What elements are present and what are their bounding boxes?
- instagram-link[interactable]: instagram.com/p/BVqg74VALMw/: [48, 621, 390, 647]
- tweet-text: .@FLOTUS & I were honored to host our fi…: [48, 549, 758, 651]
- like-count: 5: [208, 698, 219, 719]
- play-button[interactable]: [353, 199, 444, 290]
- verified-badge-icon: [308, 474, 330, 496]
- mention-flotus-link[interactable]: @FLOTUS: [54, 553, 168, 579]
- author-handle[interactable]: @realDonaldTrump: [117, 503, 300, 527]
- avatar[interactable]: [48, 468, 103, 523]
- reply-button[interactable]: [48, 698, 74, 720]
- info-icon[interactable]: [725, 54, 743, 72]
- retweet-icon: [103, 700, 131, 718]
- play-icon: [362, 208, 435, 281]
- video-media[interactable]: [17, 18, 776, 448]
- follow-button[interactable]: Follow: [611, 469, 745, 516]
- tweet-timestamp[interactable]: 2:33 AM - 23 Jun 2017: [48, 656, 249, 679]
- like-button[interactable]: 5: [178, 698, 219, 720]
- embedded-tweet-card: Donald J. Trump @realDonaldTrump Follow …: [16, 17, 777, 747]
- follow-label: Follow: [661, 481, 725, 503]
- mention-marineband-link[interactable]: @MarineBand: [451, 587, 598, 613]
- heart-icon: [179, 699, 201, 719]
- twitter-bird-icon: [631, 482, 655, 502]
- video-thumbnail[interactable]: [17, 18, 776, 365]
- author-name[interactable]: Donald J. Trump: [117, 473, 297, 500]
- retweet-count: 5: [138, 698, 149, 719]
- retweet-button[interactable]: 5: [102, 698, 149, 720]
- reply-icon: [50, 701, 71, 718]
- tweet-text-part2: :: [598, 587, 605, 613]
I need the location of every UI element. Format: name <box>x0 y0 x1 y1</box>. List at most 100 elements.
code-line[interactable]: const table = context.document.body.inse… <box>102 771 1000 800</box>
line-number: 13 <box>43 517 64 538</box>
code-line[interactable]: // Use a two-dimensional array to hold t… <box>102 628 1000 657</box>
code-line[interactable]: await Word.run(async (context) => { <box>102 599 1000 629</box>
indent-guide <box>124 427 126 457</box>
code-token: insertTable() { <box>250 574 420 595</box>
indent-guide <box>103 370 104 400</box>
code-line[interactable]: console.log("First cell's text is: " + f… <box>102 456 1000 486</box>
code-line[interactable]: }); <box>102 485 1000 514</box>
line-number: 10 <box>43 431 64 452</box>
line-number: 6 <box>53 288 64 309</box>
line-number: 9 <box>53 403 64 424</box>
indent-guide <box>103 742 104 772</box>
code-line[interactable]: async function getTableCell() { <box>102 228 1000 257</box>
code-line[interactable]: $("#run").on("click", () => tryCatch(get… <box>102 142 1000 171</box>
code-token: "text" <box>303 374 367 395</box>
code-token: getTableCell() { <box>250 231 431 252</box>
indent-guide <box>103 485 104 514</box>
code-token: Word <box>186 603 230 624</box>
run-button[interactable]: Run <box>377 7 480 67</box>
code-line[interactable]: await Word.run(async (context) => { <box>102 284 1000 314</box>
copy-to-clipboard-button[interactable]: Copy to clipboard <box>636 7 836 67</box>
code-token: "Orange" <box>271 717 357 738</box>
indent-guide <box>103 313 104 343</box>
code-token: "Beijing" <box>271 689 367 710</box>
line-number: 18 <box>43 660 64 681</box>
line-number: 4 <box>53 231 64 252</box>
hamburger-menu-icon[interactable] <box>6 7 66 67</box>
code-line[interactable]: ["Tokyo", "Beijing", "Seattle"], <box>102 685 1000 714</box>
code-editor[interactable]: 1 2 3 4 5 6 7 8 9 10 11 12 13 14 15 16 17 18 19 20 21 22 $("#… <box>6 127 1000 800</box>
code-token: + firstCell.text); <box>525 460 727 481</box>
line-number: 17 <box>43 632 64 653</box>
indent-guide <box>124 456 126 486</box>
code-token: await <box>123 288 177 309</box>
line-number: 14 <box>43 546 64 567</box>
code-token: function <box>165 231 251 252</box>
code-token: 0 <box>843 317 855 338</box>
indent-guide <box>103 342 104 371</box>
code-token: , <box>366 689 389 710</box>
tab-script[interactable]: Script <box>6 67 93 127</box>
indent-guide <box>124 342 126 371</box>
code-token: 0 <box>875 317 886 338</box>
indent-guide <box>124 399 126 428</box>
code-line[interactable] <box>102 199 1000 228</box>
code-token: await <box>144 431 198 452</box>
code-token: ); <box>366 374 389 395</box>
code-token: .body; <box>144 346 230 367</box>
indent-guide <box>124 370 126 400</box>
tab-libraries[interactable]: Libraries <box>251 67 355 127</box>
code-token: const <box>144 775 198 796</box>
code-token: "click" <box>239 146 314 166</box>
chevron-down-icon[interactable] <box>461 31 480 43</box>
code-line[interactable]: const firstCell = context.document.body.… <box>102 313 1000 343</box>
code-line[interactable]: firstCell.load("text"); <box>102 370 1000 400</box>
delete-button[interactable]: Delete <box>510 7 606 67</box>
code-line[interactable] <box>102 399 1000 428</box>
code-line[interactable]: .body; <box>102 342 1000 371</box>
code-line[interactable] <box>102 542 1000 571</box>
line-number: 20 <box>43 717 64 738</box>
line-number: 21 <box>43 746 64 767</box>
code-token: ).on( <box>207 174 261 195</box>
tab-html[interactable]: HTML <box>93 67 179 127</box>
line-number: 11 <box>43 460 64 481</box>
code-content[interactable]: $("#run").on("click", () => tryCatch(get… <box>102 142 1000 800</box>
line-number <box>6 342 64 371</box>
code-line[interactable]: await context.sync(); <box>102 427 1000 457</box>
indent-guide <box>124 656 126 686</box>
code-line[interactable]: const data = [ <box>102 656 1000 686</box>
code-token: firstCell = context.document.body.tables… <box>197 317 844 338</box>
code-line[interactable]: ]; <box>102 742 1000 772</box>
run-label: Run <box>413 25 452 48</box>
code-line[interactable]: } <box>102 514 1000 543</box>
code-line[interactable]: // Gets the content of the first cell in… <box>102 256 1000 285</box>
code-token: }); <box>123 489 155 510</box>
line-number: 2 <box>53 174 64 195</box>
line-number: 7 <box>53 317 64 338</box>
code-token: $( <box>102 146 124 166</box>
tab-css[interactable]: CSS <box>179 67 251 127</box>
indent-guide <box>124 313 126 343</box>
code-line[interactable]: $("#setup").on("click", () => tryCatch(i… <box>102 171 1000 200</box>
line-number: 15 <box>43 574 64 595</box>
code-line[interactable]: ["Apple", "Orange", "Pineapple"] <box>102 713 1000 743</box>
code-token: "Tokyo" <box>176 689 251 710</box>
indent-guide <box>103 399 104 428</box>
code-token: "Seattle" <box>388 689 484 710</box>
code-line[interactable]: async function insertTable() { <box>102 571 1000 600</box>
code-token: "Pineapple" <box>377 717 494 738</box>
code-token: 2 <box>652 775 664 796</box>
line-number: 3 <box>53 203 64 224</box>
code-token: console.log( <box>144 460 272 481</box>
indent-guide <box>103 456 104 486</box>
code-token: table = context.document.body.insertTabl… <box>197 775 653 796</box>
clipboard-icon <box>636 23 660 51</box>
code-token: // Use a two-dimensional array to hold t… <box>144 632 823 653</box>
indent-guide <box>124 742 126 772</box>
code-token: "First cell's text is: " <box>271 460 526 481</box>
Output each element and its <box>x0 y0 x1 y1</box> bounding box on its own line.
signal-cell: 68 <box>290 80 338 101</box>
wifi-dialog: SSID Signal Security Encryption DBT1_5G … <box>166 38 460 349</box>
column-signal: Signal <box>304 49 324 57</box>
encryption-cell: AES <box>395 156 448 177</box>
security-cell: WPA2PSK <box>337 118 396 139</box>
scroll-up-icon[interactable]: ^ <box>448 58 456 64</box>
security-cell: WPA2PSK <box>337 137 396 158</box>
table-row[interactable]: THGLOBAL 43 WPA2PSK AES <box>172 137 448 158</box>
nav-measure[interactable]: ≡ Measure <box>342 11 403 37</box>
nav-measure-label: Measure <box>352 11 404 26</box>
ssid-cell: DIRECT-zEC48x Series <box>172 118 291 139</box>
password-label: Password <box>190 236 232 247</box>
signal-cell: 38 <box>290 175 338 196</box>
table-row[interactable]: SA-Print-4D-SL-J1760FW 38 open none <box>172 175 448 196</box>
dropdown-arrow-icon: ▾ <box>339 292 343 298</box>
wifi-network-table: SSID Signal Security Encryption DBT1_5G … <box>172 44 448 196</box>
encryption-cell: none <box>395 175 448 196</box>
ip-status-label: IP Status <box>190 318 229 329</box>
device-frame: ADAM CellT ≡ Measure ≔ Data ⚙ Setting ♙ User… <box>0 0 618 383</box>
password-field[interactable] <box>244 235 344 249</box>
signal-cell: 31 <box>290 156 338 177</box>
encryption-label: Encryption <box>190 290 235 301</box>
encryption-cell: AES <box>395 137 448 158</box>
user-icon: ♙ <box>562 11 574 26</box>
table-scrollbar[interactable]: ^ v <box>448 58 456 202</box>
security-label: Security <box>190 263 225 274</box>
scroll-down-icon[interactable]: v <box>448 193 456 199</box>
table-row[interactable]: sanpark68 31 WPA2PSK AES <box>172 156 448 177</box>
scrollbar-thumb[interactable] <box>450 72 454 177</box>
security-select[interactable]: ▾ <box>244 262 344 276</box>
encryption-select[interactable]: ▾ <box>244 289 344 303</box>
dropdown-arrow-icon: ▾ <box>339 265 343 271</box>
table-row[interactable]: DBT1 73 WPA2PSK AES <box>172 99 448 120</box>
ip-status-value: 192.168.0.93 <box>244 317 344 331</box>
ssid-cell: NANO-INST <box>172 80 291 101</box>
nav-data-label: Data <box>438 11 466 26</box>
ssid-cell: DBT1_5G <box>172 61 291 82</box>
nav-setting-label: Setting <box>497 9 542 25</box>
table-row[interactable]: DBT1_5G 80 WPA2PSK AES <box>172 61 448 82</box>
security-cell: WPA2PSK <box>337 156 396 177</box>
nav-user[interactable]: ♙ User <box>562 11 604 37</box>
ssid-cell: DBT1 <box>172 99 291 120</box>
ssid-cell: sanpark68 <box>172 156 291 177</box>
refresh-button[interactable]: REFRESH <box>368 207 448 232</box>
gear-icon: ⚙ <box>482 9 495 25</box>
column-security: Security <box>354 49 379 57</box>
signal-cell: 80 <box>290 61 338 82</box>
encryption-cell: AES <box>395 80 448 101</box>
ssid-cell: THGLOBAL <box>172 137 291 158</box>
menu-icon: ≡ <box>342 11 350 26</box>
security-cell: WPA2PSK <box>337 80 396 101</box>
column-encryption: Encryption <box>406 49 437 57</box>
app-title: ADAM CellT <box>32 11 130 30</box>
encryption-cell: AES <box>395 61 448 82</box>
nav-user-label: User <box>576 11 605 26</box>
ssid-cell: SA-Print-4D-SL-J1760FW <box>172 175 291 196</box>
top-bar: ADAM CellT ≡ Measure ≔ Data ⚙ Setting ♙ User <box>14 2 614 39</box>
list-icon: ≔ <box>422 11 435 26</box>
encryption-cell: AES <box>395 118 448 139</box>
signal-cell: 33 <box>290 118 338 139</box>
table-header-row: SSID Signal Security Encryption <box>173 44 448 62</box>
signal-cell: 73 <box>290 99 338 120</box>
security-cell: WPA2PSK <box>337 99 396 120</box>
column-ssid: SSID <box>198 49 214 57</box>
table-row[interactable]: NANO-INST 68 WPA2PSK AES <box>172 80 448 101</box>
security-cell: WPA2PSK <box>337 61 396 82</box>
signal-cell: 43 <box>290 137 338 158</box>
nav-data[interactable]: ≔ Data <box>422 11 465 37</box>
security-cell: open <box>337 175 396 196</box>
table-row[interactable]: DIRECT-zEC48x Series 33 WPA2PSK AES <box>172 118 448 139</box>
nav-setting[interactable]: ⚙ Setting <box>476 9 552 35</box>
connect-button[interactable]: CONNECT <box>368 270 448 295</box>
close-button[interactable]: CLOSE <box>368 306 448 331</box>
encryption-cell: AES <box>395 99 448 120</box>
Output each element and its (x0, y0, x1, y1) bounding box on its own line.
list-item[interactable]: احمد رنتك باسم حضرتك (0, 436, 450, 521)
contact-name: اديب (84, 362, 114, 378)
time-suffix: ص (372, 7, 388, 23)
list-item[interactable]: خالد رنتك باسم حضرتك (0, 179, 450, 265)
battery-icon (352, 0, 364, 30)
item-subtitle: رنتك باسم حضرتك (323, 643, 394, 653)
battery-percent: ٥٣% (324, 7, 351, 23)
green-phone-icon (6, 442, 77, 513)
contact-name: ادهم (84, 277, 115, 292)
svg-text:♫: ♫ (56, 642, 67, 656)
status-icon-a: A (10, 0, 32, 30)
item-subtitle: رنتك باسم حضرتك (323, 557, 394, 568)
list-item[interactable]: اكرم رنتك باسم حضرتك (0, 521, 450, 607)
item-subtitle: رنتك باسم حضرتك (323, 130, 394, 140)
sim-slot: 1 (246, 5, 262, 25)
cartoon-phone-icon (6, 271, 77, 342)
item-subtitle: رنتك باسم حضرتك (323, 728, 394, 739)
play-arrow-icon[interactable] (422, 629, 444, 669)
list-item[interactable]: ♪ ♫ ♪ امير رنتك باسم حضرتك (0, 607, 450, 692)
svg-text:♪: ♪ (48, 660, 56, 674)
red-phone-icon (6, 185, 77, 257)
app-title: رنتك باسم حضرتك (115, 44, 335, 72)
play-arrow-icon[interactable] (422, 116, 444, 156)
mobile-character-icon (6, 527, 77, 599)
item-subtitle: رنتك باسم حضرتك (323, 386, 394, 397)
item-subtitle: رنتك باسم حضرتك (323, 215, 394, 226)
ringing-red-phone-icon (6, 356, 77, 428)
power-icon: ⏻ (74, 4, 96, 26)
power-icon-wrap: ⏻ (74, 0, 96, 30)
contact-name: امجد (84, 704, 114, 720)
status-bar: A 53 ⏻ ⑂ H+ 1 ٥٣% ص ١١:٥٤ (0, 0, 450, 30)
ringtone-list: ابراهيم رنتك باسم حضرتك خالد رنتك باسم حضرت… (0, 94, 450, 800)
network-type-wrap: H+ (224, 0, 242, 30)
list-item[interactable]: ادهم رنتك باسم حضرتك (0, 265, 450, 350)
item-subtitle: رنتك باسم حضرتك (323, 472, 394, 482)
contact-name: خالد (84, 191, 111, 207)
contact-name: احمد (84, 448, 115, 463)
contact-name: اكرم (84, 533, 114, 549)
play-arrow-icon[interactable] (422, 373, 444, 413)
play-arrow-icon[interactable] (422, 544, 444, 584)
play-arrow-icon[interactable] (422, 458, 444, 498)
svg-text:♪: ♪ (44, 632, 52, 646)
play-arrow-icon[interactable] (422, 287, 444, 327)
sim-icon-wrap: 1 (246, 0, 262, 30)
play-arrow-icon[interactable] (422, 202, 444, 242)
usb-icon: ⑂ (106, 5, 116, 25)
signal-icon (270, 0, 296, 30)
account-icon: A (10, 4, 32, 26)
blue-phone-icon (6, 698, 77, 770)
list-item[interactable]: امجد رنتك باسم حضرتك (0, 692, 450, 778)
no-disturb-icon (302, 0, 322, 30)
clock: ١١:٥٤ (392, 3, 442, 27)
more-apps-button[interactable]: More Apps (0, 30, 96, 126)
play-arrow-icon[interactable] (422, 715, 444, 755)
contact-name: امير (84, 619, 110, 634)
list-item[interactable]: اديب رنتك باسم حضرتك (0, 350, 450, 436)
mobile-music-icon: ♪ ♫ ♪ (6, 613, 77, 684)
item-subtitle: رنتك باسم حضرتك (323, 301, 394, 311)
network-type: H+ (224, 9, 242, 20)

◇ ◇ ◇

**Exercise requirements:**
Echo the listing lines from the start of the listing through the line that contains "- play-button[interactable]: [353, 199, 444, 290]", inclusive.

**Solution to the exercise:**
What elements are present and what are their bounding boxes?
- instagram-link[interactable]: instagram.com/p/BVqg74VALMw/: [48, 621, 390, 647]
- tweet-text: .@FLOTUS & I were honored to host our fi…: [48, 549, 758, 651]
- like-count: 5: [208, 698, 219, 719]
- play-button[interactable]: [353, 199, 444, 290]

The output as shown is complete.